#### Listed entries ####
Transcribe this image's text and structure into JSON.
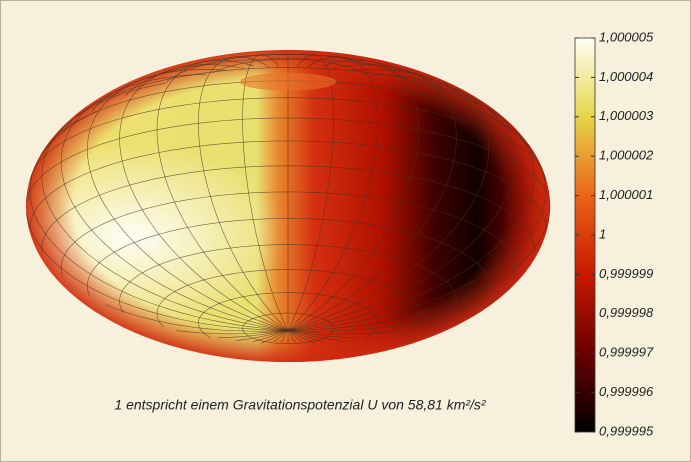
{
  "chart_data": {
    "type": "surface",
    "caption": "1 entspricht einem Gravitationspotenzial U von 58,81 km²/s²",
    "colormap": [
      "#000000",
      "#6a0000",
      "#c81800",
      "#ea6418",
      "#e6d64a",
      "#fffff4"
    ],
    "zlim": [
      0.999995,
      1.000005
    ],
    "zticks": [
      {
        "value": 1.000005,
        "label": "1,000005"
      },
      {
        "value": 1.000004,
        "label": "1,000004"
      },
      {
        "value": 1.000003,
        "label": "1,000003"
      },
      {
        "value": 1.000002,
        "label": "1,000002"
      },
      {
        "value": 1.000001,
        "label": "1,000001"
      },
      1,
      {
        "value": 0.999999,
        "label": "0,999999"
      },
      {
        "value": 0.999998,
        "label": "0,999998"
      },
      {
        "value": 0.999997,
        "label": "0,999997"
      },
      {
        "value": 0.999996,
        "label": "0,999996"
      },
      {
        "value": 0.999995,
        "label": "0,999995"
      }
    ]
  }
}
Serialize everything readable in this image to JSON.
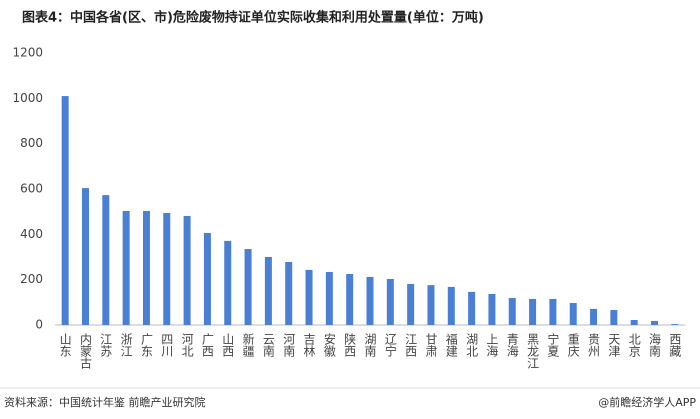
{
  "chart_data": {
    "type": "bar",
    "title": "图表4：中国各省(区、市)危险废物持证单位实际收集和利用处置量(单位：万吨)",
    "source": "资料来源：中国统计年鉴 前瞻产业研究院",
    "credit": "@前瞻经济学人APP",
    "categories": [
      "山东",
      "内蒙古",
      "江苏",
      "浙江",
      "广东",
      "四川",
      "河北",
      "广西",
      "山西",
      "新疆",
      "云南",
      "河南",
      "吉林",
      "安徽",
      "陕西",
      "湖南",
      "辽宁",
      "江西",
      "甘肃",
      "福建",
      "湖北",
      "上海",
      "青海",
      "黑龙江",
      "宁夏",
      "重庆",
      "贵州",
      "天津",
      "北京",
      "海南",
      "西藏"
    ],
    "values": [
      1010,
      604,
      573,
      503,
      503,
      494,
      481,
      406,
      371,
      335,
      300,
      278,
      243,
      234,
      225,
      212,
      203,
      181,
      176,
      168,
      146,
      137,
      119,
      115,
      115,
      97,
      71,
      66,
      22,
      18,
      4
    ],
    "color": "#4a7fd4",
    "ylim": [
      0,
      1200
    ],
    "yticks": [
      0,
      200,
      400,
      600,
      800,
      1000,
      1200
    ],
    "grid": false
  }
}
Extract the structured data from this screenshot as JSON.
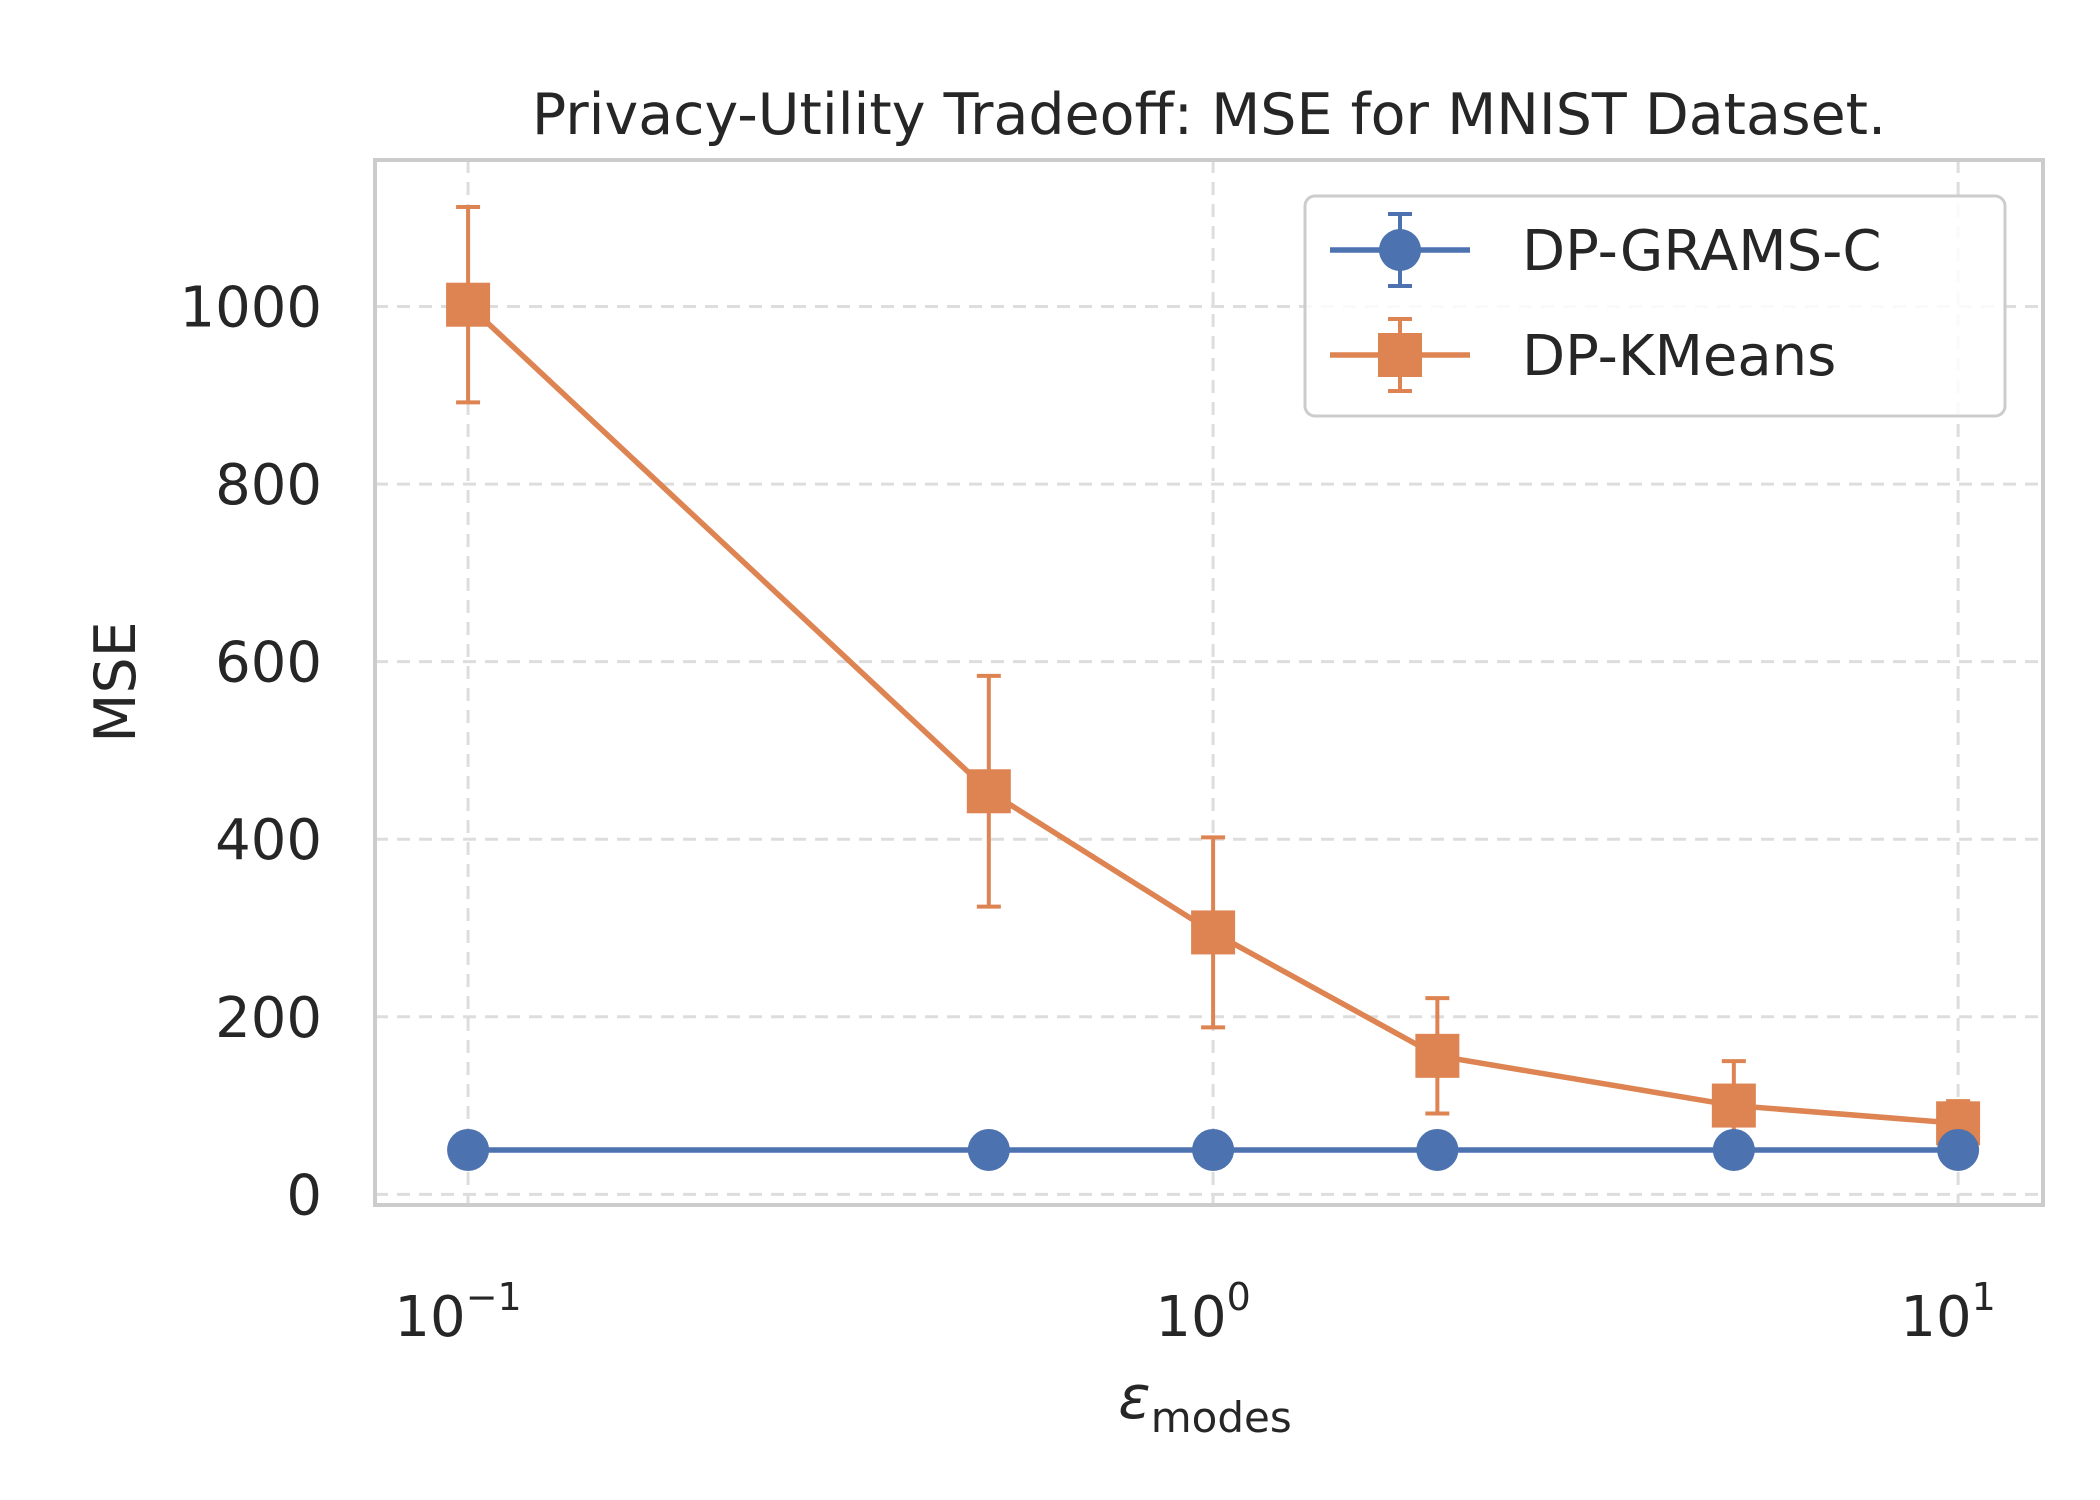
{
  "chart_data": {
    "type": "line",
    "title": "Privacy-Utility Tradeoff: MSE for MNIST Dataset.",
    "xlabel": {
      "main": "ε",
      "sub": "modes"
    },
    "ylabel": "MSE",
    "x_scale": "log",
    "xlim": [
      0.075,
      13.0
    ],
    "ylim": [
      -12,
      1165
    ],
    "x_ticks": [
      {
        "value": 0.1,
        "base": "10",
        "exp": "−1"
      },
      {
        "value": 1,
        "base": "10",
        "exp": "0"
      },
      {
        "value": 10,
        "base": "10",
        "exp": "1"
      }
    ],
    "y_ticks": [
      0,
      200,
      400,
      600,
      800,
      1000
    ],
    "grid": true,
    "legend_position": "top-right",
    "x": [
      0.1,
      0.5,
      1,
      2,
      5,
      10
    ],
    "series": [
      {
        "name": "DP-GRAMS-C",
        "color": "#4c72b0",
        "marker": "circle",
        "values": [
          50,
          50,
          50,
          50,
          50,
          50
        ],
        "err": [
          0,
          0,
          0,
          0,
          0,
          0
        ]
      },
      {
        "name": "DP-KMeans",
        "color": "#dd8452",
        "marker": "square",
        "values": [
          1002,
          454,
          295,
          156,
          100,
          80
        ],
        "err": [
          110,
          130,
          107,
          65,
          50,
          25
        ]
      }
    ]
  }
}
####
§ Task requirements: Print out the whole of the material word for word, without pictures.

§ Full solution:
Transcribe this image's text and structure into JSON.
{
  "chart_data": {
    "type": "surface",
    "caption": "1 entspricht einem Gravitationspotenzial U von 58,81 km²/s²",
    "colormap": [
      "#000000",
      "#6a0000",
      "#c81800",
      "#ea6418",
      "#e6d64a",
      "#fffff4"
    ],
    "zlim": [
      0.999995,
      1.000005
    ],
    "zticks": [
      {
        "value": 1.000005,
        "label": "1,000005"
      },
      {
        "value": 1.000004,
        "label": "1,000004"
      },
      {
        "value": 1.000003,
        "label": "1,000003"
      },
      {
        "value": 1.000002,
        "label": "1,000002"
      },
      {
        "value": 1.000001,
        "label": "1,000001"
      },
      1,
      {
        "value": 0.999999,
        "label": "0,999999"
      },
      {
        "value": 0.999998,
        "label": "0,999998"
      },
      {
        "value": 0.999997,
        "label": "0,999997"
      },
      {
        "value": 0.999996,
        "label": "0,999996"
      },
      {
        "value": 0.999995,
        "label": "0,999995"
      }
    ]
  }
}
Serialize everything readable in this image to JSON.
{
  "chart_data": {
    "type": "bar",
    "title": "图表4：中国各省(区、市)危险废物持证单位实际收集和利用处置量(单位：万吨)",
    "source": "资料来源：中国统计年鉴 前瞻产业研究院",
    "credit": "@前瞻经济学人APP",
    "categories": [
      "山东",
      "内蒙古",
      "江苏",
      "浙江",
      "广东",
      "四川",
      "河北",
      "广西",
      "山西",
      "新疆",
      "云南",
      "河南",
      "吉林",
      "安徽",
      "陕西",
      "湖南",
      "辽宁",
      "江西",
      "甘肃",
      "福建",
      "湖北",
      "上海",
      "青海",
      "黑龙江",
      "宁夏",
      "重庆",
      "贵州",
      "天津",
      "北京",
      "海南",
      "西藏"
    ],
    "values": [
      1010,
      604,
      573,
      503,
      503,
      494,
      481,
      406,
      371,
      335,
      300,
      278,
      243,
      234,
      225,
      212,
      203,
      181,
      176,
      168,
      146,
      137,
      119,
      115,
      115,
      97,
      71,
      66,
      22,
      18,
      4
    ],
    "color": "#4a7fd4",
    "ylim": [
      0,
      1200
    ],
    "yticks": [
      0,
      200,
      400,
      600,
      800,
      1000,
      1200
    ],
    "grid": false
  }
}
Extract the structured data from this screenshot as JSON.
{
  "chart_data": {
    "type": "line",
    "title": "Privacy-Utility Tradeoff: MSE for MNIST Dataset.",
    "xlabel": {
      "main": "ε",
      "sub": "modes"
    },
    "ylabel": "MSE",
    "x_scale": "log",
    "xlim": [
      0.075,
      13.0
    ],
    "ylim": [
      -12,
      1165
    ],
    "x_ticks": [
      {
        "value": 0.1,
        "base": "10",
        "exp": "−1"
      },
      {
        "value": 1,
        "base": "10",
        "exp": "0"
      },
      {
        "value": 10,
        "base": "10",
        "exp": "1"
      }
    ],
    "y_ticks": [
      0,
      200,
      400,
      600,
      800,
      1000
    ],
    "grid": true,
    "legend_position": "top-right",
    "x": [
      0.1,
      0.5,
      1,
      2,
      5,
      10
    ],
    "series": [
      {
        "name": "DP-GRAMS-C",
        "color": "#4c72b0",
        "marker": "circle",
        "values": [
          50,
          50,
          50,
          50,
          50,
          50
        ],
        "err": [
          0,
          0,
          0,
          0,
          0,
          0
        ]
      },
      {
        "name": "DP-KMeans",
        "color": "#dd8452",
        "marker": "square",
        "values": [
          1002,
          454,
          295,
          156,
          100,
          80
        ],
        "err": [
          110,
          130,
          107,
          65,
          50,
          25
        ]
      }
    ]
  }
}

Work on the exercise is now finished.